[Figure content listings]
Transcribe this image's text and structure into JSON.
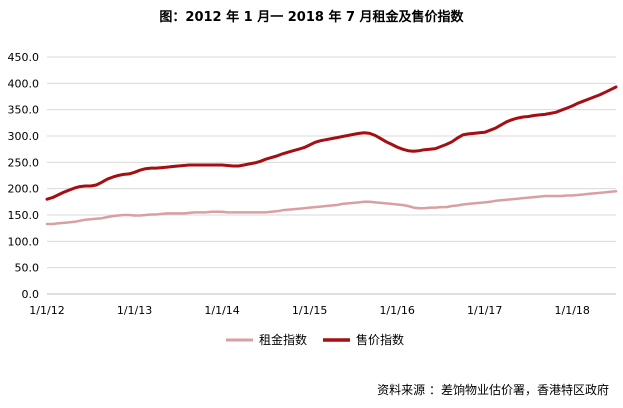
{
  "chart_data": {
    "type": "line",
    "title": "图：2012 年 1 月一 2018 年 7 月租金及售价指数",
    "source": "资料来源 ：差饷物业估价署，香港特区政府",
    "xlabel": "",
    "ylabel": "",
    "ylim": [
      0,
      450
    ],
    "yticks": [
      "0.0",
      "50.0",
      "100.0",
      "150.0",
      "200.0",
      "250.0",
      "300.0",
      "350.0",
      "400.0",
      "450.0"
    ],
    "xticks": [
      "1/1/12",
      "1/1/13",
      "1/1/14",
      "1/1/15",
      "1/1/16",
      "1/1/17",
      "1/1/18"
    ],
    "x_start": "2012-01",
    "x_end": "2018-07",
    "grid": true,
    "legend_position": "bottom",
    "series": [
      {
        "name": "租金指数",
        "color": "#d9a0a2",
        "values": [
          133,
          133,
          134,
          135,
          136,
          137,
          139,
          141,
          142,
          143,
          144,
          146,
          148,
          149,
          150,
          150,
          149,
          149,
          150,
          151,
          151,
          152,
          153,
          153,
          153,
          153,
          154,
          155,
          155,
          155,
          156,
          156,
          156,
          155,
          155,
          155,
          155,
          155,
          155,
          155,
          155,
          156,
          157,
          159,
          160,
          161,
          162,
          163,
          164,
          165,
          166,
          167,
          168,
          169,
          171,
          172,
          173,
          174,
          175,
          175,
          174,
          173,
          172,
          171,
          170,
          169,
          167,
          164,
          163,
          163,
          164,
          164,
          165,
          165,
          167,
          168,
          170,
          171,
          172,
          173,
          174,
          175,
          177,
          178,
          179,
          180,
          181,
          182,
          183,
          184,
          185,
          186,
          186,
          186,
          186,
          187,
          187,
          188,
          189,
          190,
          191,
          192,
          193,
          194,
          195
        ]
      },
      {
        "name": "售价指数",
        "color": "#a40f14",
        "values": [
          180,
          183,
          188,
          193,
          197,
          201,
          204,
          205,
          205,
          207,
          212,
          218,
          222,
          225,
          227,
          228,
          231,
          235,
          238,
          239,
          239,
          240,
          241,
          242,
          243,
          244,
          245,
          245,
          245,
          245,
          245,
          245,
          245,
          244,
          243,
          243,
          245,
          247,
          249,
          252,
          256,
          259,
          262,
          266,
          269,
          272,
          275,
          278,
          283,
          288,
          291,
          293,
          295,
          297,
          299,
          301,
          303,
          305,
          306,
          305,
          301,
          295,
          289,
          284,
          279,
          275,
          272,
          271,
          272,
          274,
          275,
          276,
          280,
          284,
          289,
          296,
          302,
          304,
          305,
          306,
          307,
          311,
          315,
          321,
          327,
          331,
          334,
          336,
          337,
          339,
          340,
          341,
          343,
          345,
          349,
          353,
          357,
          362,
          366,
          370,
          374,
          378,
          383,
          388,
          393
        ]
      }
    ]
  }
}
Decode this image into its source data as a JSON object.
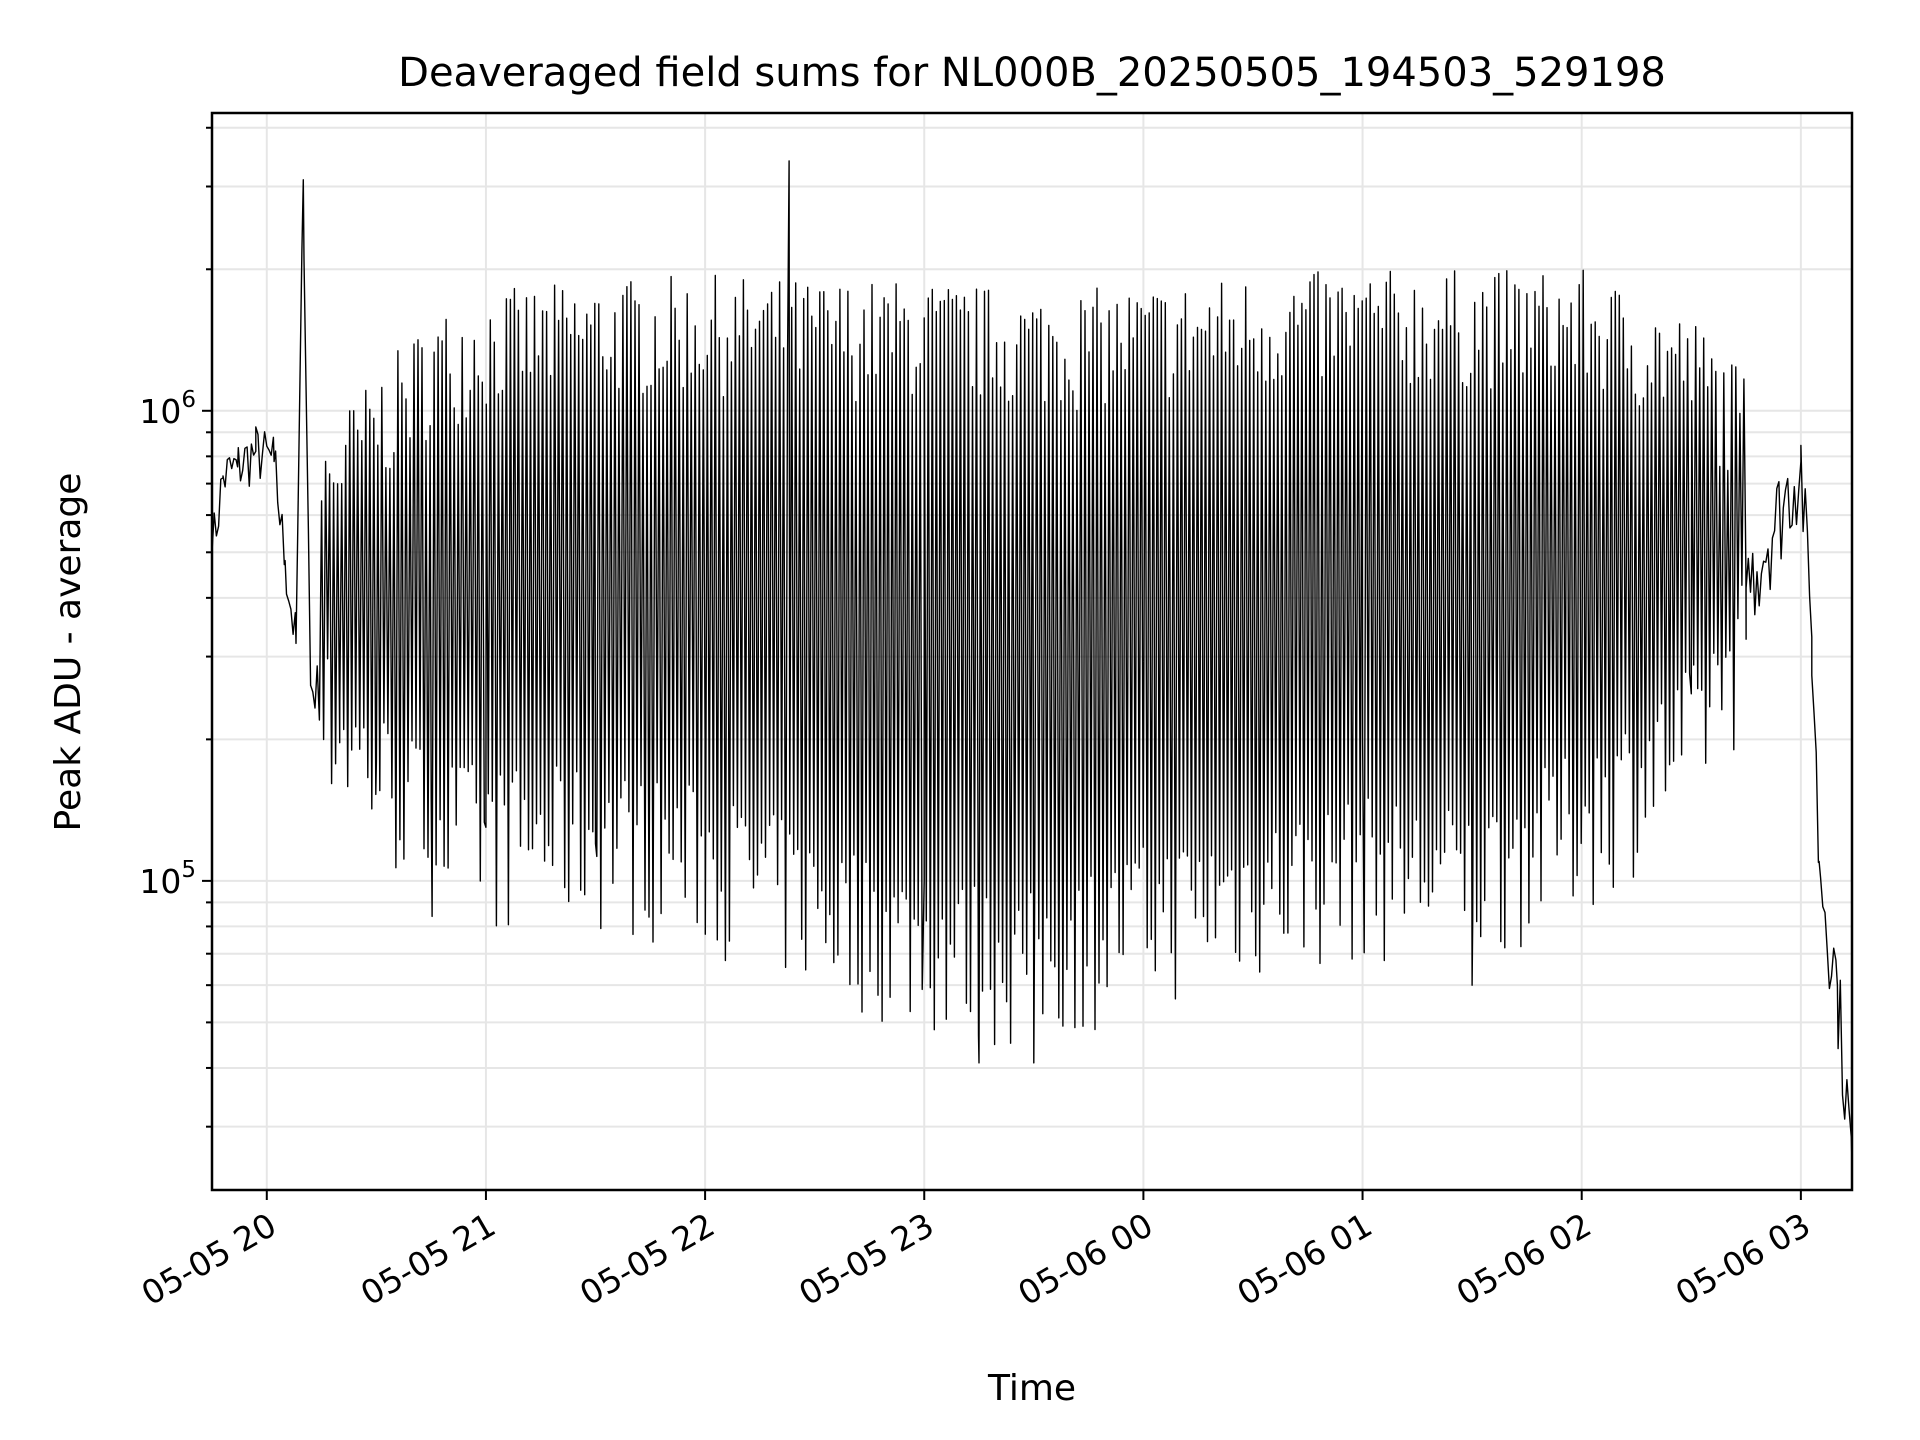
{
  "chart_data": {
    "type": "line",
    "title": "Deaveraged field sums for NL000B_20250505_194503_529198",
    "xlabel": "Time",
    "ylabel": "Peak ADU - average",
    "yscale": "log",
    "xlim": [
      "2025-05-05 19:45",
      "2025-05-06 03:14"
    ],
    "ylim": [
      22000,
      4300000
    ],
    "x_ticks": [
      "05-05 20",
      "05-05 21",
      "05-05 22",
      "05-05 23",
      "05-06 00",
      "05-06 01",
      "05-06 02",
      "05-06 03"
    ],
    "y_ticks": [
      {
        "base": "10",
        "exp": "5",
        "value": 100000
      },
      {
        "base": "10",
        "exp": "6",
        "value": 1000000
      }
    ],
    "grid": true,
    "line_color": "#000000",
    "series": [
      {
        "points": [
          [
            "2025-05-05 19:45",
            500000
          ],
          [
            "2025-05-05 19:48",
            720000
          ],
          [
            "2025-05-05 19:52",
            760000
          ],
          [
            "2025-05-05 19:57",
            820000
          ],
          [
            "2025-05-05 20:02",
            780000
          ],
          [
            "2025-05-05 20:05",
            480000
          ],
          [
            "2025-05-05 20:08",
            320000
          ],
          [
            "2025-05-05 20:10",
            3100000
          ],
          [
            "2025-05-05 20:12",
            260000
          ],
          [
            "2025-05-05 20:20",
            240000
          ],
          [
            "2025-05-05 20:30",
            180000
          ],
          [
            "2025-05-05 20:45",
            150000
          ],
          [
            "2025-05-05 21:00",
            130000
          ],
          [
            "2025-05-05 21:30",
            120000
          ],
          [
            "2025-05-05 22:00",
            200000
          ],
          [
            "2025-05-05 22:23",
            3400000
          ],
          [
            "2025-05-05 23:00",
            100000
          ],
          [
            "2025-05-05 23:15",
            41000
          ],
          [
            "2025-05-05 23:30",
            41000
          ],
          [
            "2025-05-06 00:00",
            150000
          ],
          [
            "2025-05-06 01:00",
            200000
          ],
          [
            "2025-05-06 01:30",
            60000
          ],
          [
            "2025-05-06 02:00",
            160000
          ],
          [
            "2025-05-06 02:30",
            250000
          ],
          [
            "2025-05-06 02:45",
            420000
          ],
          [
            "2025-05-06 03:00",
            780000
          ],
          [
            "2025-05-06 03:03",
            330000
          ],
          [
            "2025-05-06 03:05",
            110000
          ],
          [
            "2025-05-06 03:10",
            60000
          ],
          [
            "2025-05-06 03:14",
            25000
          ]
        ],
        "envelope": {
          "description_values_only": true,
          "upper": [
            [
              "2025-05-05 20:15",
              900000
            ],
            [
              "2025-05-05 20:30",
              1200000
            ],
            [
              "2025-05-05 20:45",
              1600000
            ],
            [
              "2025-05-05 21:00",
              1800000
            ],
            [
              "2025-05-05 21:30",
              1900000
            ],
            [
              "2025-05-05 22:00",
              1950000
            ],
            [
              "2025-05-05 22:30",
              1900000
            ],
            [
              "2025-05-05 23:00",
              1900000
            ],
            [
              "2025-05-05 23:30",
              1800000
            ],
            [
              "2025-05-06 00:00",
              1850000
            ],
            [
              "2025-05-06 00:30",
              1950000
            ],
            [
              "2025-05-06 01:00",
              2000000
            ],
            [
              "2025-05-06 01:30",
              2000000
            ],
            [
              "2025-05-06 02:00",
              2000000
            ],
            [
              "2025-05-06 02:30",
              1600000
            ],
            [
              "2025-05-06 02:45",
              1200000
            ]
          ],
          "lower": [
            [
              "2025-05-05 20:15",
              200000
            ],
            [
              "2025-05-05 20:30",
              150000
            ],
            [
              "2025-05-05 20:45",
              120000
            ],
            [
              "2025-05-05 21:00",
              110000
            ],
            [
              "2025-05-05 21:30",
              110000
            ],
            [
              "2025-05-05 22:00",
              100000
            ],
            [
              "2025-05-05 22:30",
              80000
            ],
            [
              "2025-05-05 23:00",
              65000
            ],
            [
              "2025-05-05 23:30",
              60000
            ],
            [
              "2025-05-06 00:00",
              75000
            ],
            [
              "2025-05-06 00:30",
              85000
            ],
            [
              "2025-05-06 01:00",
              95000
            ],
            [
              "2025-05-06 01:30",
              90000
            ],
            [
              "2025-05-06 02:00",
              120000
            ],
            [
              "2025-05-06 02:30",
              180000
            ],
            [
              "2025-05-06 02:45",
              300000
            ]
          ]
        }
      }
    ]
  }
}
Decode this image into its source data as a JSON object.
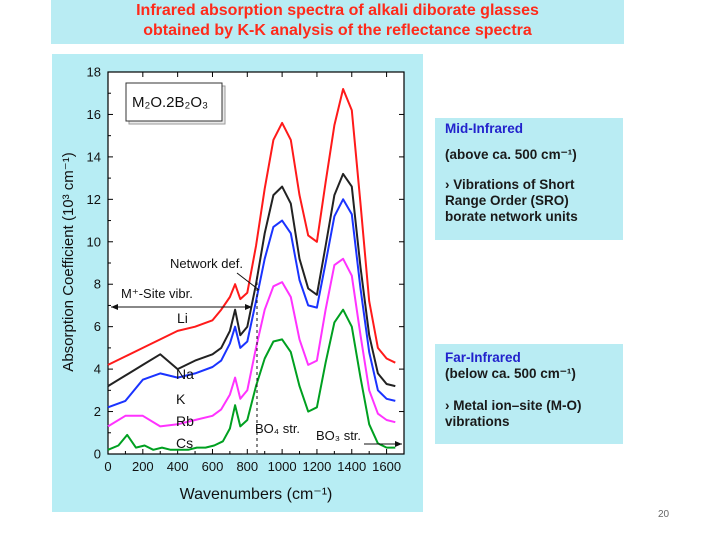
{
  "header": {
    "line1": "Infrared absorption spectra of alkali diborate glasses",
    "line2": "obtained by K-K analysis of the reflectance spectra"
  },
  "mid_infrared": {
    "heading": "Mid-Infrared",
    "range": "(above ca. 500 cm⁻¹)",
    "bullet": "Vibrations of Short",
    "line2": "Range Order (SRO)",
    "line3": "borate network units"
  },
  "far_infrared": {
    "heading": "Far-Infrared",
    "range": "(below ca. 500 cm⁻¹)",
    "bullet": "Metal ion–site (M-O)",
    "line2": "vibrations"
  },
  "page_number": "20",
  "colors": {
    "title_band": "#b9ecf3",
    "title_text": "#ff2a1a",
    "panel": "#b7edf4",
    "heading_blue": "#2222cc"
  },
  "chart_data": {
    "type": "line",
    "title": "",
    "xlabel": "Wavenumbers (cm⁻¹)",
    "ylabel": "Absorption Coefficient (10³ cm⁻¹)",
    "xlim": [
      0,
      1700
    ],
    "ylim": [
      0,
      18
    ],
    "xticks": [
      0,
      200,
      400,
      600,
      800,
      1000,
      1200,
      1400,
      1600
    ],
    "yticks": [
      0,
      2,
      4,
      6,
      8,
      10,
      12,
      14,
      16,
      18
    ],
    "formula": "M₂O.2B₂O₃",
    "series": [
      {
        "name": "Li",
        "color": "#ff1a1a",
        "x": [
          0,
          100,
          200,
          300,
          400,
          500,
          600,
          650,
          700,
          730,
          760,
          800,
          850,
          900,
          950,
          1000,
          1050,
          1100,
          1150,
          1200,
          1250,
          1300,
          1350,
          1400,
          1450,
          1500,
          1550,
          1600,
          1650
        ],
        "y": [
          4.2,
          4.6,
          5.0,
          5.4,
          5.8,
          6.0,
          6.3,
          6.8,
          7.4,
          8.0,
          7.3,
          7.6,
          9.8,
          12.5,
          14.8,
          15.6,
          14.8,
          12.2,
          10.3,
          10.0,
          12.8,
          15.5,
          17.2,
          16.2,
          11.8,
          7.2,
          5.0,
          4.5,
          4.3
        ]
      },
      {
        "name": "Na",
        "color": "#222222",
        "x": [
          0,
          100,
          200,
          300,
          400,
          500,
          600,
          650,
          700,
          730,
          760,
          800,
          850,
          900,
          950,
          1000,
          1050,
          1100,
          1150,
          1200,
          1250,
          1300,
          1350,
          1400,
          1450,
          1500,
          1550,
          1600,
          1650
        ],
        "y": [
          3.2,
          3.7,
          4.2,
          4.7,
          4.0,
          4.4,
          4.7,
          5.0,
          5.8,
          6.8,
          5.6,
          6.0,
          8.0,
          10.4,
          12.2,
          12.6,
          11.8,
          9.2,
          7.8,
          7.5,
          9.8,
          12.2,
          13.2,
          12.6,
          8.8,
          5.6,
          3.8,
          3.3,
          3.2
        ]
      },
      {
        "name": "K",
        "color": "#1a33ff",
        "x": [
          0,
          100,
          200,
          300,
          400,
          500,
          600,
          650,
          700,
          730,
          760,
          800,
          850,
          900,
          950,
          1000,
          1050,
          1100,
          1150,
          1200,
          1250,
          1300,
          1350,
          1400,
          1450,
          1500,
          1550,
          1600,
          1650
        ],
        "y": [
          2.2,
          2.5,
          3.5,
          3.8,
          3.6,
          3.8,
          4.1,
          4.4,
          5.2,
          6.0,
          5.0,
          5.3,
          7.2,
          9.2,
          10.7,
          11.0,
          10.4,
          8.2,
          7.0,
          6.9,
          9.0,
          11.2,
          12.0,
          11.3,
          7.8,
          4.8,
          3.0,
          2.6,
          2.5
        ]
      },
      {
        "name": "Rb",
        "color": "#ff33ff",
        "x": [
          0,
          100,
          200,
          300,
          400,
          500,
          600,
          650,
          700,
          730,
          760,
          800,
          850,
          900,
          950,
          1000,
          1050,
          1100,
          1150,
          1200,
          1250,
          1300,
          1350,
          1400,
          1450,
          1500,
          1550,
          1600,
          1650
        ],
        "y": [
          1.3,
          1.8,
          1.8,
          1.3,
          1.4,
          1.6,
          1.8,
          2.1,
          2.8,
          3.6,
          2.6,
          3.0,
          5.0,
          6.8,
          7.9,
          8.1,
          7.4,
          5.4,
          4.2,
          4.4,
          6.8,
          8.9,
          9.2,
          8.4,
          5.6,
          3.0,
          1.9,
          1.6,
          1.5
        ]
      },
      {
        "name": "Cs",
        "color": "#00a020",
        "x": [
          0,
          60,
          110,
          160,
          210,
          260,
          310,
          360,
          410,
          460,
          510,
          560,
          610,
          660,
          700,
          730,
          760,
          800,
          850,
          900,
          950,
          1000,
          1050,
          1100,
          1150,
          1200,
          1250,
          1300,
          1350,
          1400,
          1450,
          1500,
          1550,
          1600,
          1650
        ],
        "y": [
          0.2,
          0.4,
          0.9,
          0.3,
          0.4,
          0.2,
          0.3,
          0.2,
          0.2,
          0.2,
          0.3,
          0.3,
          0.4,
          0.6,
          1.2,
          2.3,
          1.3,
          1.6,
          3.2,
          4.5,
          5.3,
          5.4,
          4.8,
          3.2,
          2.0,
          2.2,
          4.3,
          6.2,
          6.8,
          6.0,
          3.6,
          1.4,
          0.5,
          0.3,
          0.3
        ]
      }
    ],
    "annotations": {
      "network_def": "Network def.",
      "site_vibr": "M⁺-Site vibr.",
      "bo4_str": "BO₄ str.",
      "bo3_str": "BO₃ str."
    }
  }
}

_Written task:_ Identify and copy the lines holding the word "name".

_Solution below:_
        "name": "租金指数",
        "name": "售价指数",
        "name": "Li",
        "name": "Na",
        "name": "K",
        "name": "Rb",
        "name": "Cs",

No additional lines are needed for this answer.